Scan the data beneath this task and copy each line that includes "grid".

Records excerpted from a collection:
= Beginning of Section =

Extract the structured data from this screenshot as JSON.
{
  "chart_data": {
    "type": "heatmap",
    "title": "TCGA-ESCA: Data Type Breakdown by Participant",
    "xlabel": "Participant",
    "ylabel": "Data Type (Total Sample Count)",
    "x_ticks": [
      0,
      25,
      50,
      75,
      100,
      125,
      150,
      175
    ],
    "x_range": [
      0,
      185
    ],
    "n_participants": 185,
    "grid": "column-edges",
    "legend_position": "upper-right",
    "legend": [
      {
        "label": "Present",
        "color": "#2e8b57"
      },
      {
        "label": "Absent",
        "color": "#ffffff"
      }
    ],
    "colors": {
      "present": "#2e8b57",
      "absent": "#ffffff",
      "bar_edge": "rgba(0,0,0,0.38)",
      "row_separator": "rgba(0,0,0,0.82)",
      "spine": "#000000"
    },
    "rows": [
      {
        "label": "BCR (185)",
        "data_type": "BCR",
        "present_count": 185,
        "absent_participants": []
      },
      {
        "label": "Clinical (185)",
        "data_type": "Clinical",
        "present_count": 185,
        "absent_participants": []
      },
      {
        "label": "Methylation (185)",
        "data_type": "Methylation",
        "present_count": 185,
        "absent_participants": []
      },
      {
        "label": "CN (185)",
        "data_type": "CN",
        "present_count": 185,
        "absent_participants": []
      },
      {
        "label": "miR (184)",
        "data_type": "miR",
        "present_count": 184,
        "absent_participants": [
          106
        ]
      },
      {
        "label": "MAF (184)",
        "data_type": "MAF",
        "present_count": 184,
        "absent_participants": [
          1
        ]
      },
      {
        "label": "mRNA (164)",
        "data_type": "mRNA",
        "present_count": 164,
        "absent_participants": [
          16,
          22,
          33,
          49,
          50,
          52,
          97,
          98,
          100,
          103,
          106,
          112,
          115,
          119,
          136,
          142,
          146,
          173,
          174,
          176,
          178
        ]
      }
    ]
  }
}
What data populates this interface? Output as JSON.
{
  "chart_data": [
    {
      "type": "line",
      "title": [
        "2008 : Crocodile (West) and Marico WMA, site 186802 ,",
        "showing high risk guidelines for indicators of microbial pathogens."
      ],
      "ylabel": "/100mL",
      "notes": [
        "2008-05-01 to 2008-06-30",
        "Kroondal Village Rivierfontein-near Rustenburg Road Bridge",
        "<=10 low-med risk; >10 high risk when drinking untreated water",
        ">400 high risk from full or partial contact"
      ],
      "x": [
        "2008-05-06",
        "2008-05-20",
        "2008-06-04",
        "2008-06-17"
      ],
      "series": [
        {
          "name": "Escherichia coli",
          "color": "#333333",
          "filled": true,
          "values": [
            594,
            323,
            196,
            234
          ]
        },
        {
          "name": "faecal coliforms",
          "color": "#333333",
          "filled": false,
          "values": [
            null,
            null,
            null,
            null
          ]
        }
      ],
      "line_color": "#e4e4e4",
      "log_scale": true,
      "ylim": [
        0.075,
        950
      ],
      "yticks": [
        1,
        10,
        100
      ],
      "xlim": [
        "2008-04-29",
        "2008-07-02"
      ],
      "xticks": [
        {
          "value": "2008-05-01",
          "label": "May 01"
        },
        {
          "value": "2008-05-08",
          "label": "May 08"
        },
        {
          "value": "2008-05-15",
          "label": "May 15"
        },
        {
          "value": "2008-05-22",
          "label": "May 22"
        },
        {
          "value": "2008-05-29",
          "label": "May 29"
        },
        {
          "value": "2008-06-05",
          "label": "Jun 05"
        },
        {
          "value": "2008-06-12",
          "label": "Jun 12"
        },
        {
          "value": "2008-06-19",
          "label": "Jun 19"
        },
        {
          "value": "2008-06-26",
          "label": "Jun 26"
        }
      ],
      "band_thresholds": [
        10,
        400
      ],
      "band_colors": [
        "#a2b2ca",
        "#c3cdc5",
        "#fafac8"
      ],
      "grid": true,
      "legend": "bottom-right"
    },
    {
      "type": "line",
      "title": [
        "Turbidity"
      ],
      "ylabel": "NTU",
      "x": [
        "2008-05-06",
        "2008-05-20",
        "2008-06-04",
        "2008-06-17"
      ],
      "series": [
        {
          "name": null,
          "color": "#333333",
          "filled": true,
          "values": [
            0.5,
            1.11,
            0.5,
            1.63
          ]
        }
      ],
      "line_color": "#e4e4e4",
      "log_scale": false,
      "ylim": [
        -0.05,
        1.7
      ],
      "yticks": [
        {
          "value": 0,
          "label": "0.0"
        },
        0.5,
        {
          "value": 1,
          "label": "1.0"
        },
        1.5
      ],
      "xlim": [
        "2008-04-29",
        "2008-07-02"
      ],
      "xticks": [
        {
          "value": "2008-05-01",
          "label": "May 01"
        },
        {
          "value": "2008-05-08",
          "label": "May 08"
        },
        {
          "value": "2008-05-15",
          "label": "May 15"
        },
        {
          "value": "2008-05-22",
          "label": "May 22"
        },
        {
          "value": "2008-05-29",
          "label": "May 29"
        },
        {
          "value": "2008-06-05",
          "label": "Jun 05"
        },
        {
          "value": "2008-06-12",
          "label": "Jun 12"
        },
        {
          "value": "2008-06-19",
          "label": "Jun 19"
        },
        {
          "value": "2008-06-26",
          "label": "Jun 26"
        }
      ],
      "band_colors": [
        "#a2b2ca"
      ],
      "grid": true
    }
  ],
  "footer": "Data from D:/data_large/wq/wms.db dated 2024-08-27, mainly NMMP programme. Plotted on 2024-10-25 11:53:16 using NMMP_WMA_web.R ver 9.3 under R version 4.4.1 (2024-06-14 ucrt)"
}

= End of Section =

> _SOLUTION TO THIS EXERCISE_:
    "grid": "column-edges",
      "grid": true,
      "grid": true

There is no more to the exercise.